WHAT IS REQUIRED :: Using the data below, gather each line that includes the word "Tonyplot".

━━━━━━━━

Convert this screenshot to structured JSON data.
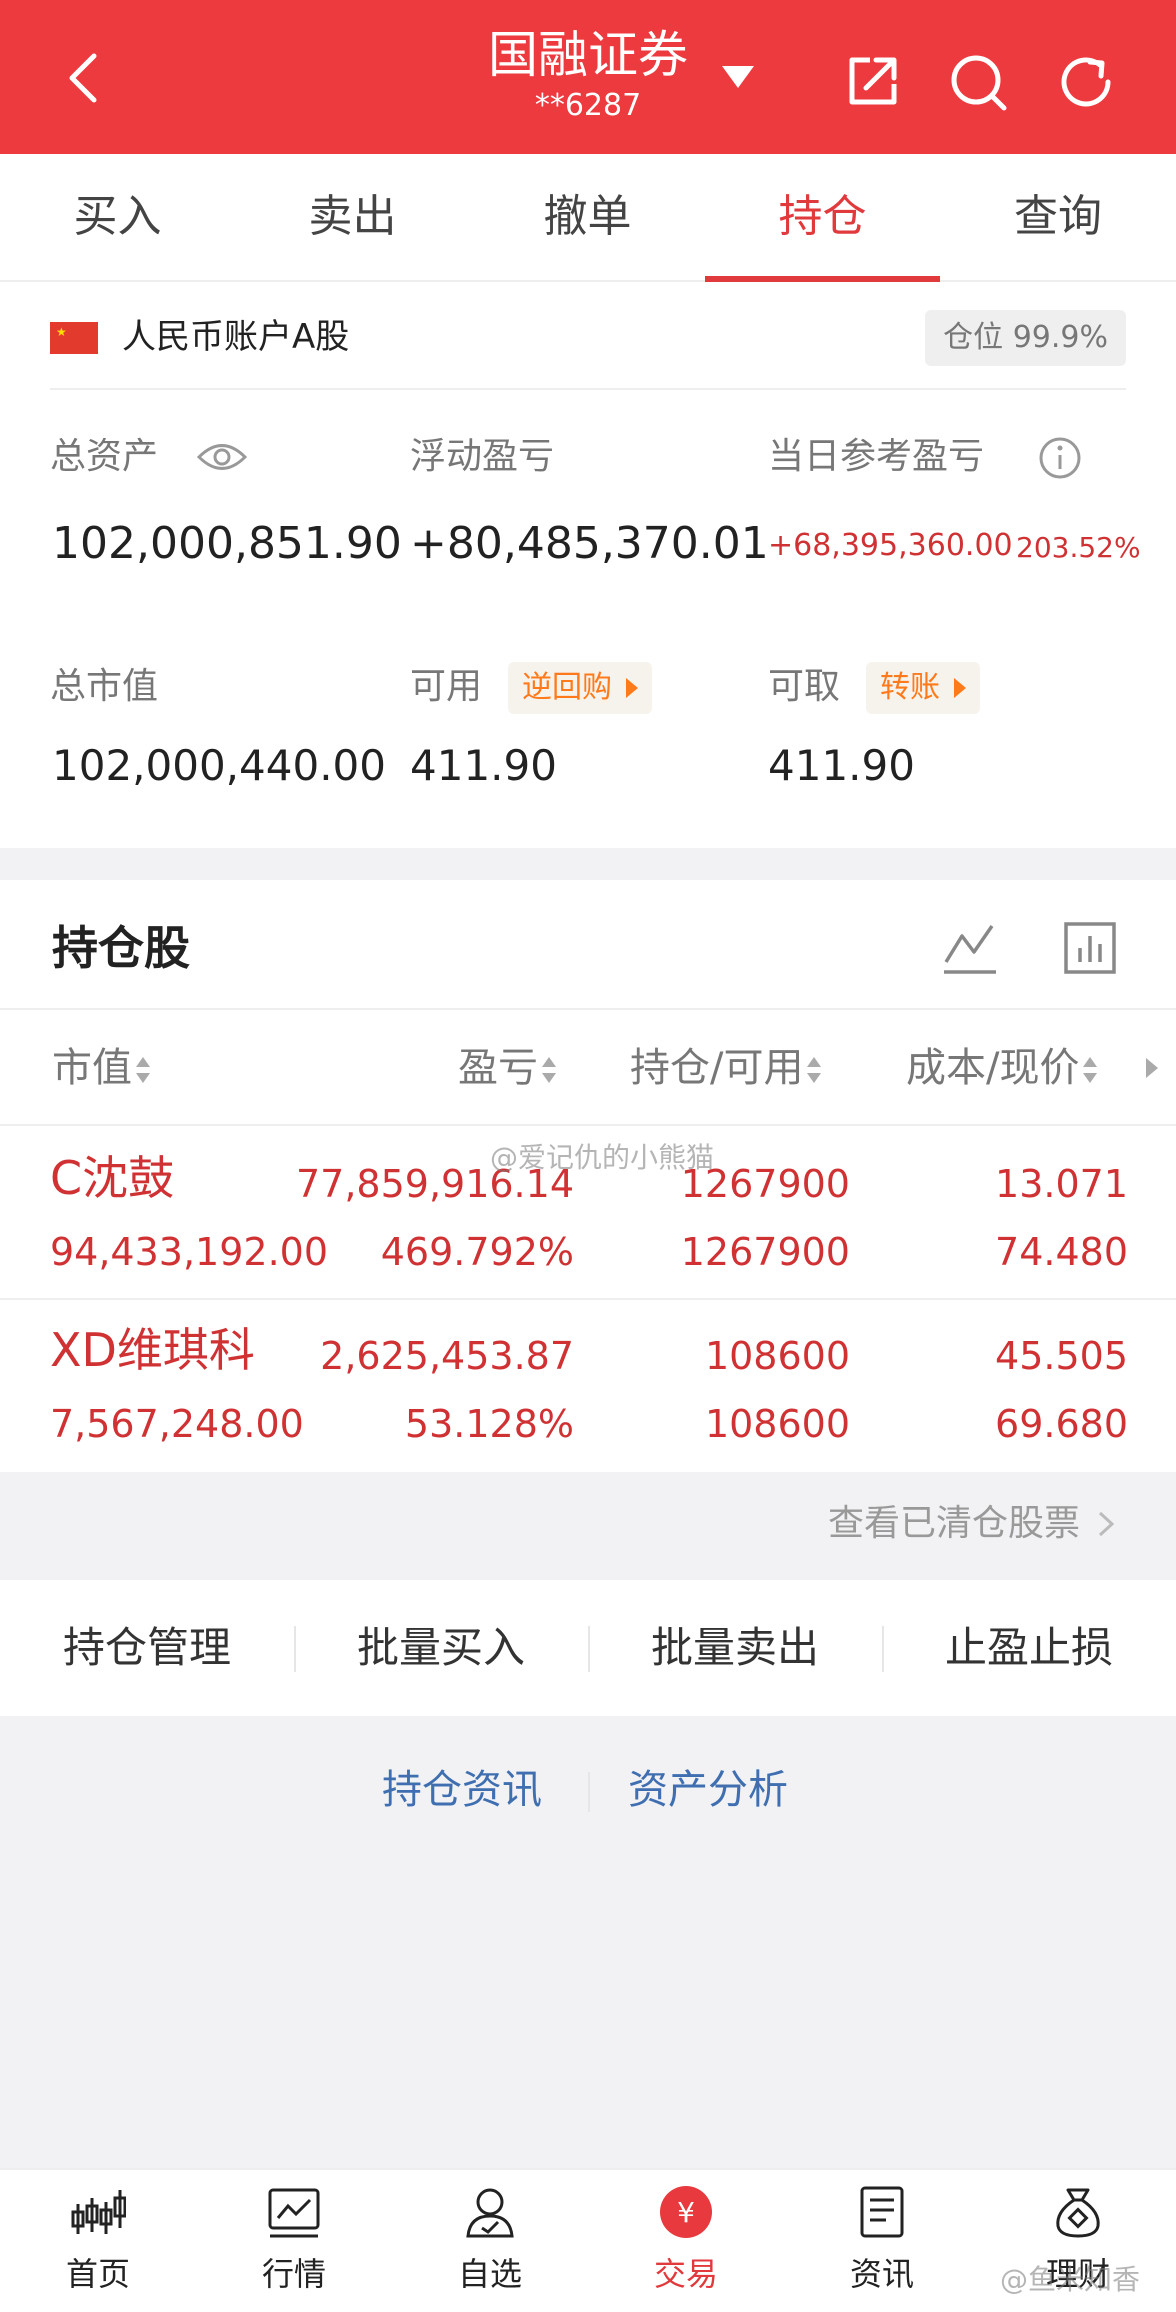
{
  "header": {
    "title": "国融证券",
    "account": "**6287",
    "icons": [
      "back-icon",
      "caret-down-icon",
      "share-icon",
      "search-icon",
      "refresh-icon"
    ]
  },
  "tabs": [
    {
      "label": "买入"
    },
    {
      "label": "卖出"
    },
    {
      "label": "撤单"
    },
    {
      "label": "持仓",
      "active": true
    },
    {
      "label": "查询"
    }
  ],
  "account": {
    "name": "人民币账户A股",
    "position_label": "仓位 99.9%"
  },
  "metrics": {
    "total_assets_label": "总资产",
    "total_assets": "102,000,851.90",
    "floating_pnl_label": "浮动盈亏",
    "floating_pnl": "+80,485,370.01",
    "daily_pnl_label": "当日参考盈亏",
    "daily_pnl": "+68,395,360.00",
    "daily_pnl_pct": "203.52%",
    "market_value_label": "总市值",
    "market_value": "102,000,440.00",
    "available_label": "可用",
    "repo_tag": "逆回购",
    "available": "411.90",
    "withdrawable_label": "可取",
    "transfer_tag": "转账",
    "withdrawable": "411.90"
  },
  "holdings": {
    "title": "持仓股",
    "columns": [
      "市值",
      "盈亏",
      "持仓/可用",
      "成本/现价"
    ],
    "rows": [
      {
        "name": "C沈鼓",
        "market_value": "94,433,192.00",
        "pnl": "77,859,916.14",
        "pnl_pct": "469.792%",
        "position": "1267900",
        "available": "1267900",
        "cost": "13.071",
        "price": "74.480"
      },
      {
        "name": "XD维琪科",
        "market_value": "7,567,248.00",
        "pnl": "2,625,453.87",
        "pnl_pct": "53.128%",
        "position": "108600",
        "available": "108600",
        "cost": "45.505",
        "price": "69.680"
      }
    ],
    "view_cleared": "查看已清仓股票"
  },
  "actions": [
    "持仓管理",
    "批量买入",
    "批量卖出",
    "止盈止损"
  ],
  "links": [
    "持仓资讯",
    "资产分析"
  ],
  "nav": [
    {
      "label": "首页",
      "icon": "home-candlestick-icon"
    },
    {
      "label": "行情",
      "icon": "market-chart-icon"
    },
    {
      "label": "自选",
      "icon": "watchlist-user-icon"
    },
    {
      "label": "交易",
      "icon": "trade-yuan-icon",
      "active": true
    },
    {
      "label": "资讯",
      "icon": "news-document-icon"
    },
    {
      "label": "理财",
      "icon": "wealth-bag-icon"
    }
  ],
  "watermarks": [
    "@爱记仇的小熊猫",
    "@鱼米知香"
  ],
  "colors": {
    "brand_red": "#ec3a3f",
    "profit_red": "#d03234",
    "tag_orange": "#ff7a1a",
    "link_blue": "#3f6fb0"
  }
}
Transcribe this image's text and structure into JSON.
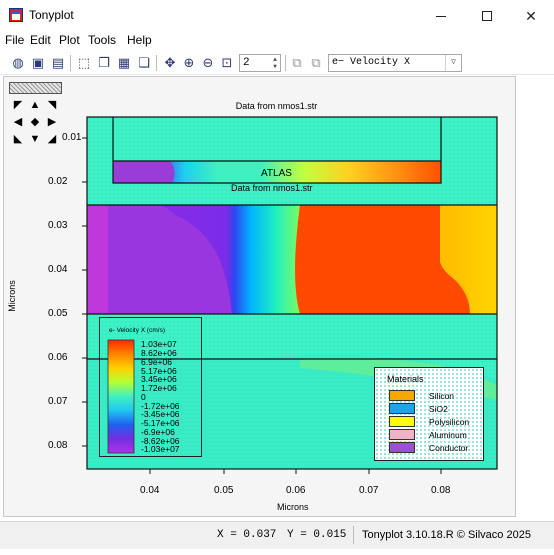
{
  "window": {
    "title": "Tonyplot"
  },
  "menu": [
    "File",
    "Edit",
    "Plot",
    "Tools",
    "Help"
  ],
  "toolbar": {
    "zoom_value": "2",
    "quantity_value": "e− Velocity X"
  },
  "plot": {
    "title": "ATLAS",
    "subtitle": "Data from nmos1.str",
    "xlabel": "Microns",
    "ylabel": "Microns",
    "x_ticks": [
      "0.04",
      "0.05",
      "0.06",
      "0.07",
      "0.08"
    ],
    "y_ticks": [
      "0.01",
      "0.02",
      "0.03",
      "0.04",
      "0.05",
      "0.06",
      "0.07",
      "0.08"
    ]
  },
  "legend": {
    "title": "e- Velocity X (cm/s)",
    "labels": [
      "1.03e+07",
      "8.62e+06",
      "6.9e+06",
      "5.17e+06",
      "3.45e+06",
      "1.72e+06",
      "0",
      "-1.72e+06",
      "-3.45e+06",
      "-5.17e+06",
      "-6.9e+06",
      "-8.62e+06",
      "-1.03e+07"
    ]
  },
  "materials": {
    "title": "Materials",
    "items": [
      {
        "name": "Silicon",
        "color": "#f5a800"
      },
      {
        "name": "SiO2",
        "color": "#1fa3e6"
      },
      {
        "name": "Polysilicon",
        "color": "#ffff00"
      },
      {
        "name": "Aluminum",
        "color": "#f0b4c8"
      },
      {
        "name": "Conductor",
        "color": "#9a4fd4"
      }
    ]
  },
  "status": {
    "x_readout": "X = 0.037",
    "y_readout": "Y = 0.015",
    "version": "Tonyplot 3.10.18.R © Silvaco 2025"
  }
}
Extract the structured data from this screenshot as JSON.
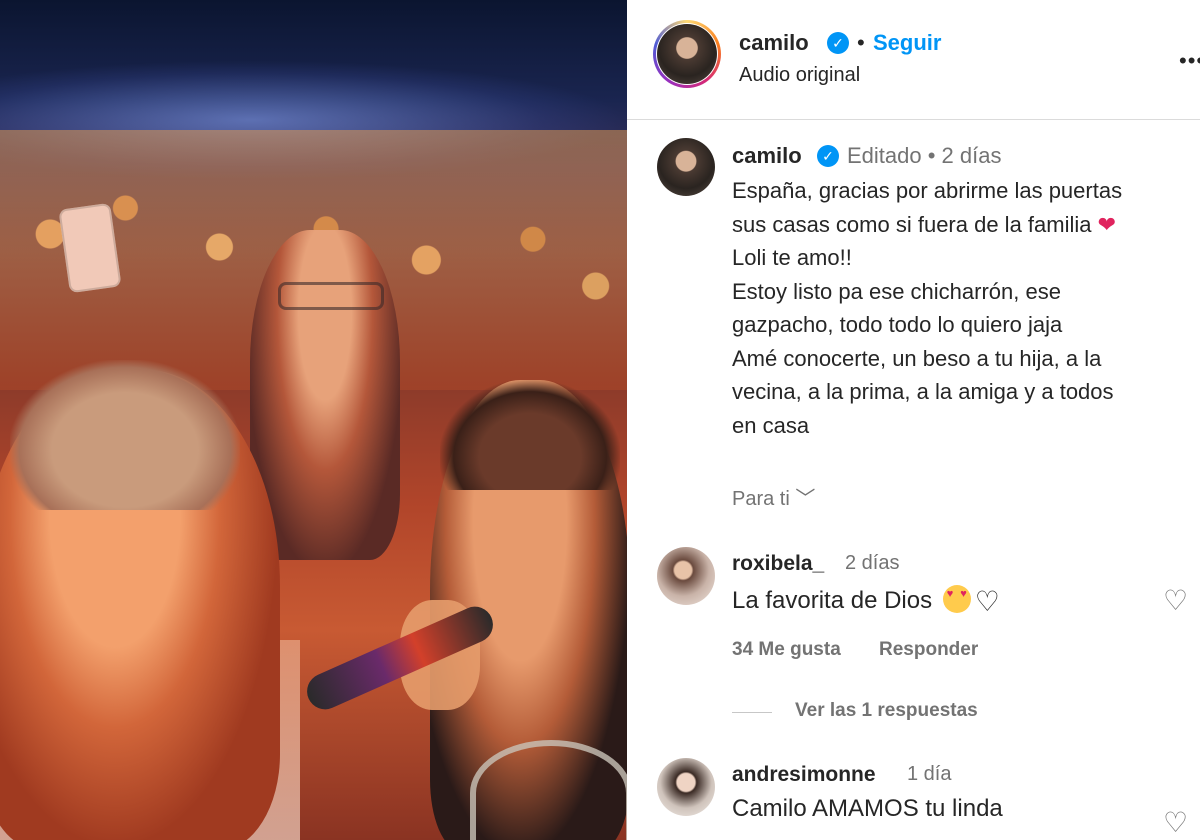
{
  "header": {
    "username": "camilo",
    "verified_icon": "verified-badge-icon",
    "separator": "•",
    "follow_label": "Seguir",
    "subtitle": "Audio original",
    "more_icon": "more-options-icon",
    "more_glyph": "•••"
  },
  "caption": {
    "username": "camilo",
    "meta": "Editado •  2 días",
    "lines": [
      "España, gracias por abrirme las puertas",
      "sus casas como si fuera de la familia",
      "Loli te amo!!",
      "Estoy listo pa ese chicharrón, ese",
      "gazpacho, todo todo lo quiero jaja",
      "Amé conocerte, un beso a tu hija, a la",
      "vecina, a la prima, a la amiga y a todos",
      "en casa"
    ],
    "heart_emoji": "❤",
    "for_you_label": "Para ti ﹀"
  },
  "comments": [
    {
      "username": "roxibela_",
      "time": "2 días",
      "text": "La favorita de Dios",
      "outline_heart": "♡",
      "likes": "34 Me gusta",
      "reply_label": "Responder",
      "view_replies": "Ver las 1 respuestas",
      "like_glyph": "♡"
    },
    {
      "username": "andresimonne",
      "time": "1 día",
      "text": "Camilo AMAMOS tu linda",
      "like_glyph": "♡"
    }
  ],
  "colors": {
    "accent": "#0095f6",
    "text": "#262626",
    "muted": "#737373",
    "heart_red": "#e0245e"
  }
}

━━━━━━━━

COMPLETE ANSWER ::
    "title": "Tonyplot"
    "version": "Tonyplot 3.10.18.R © Silvaco 2025"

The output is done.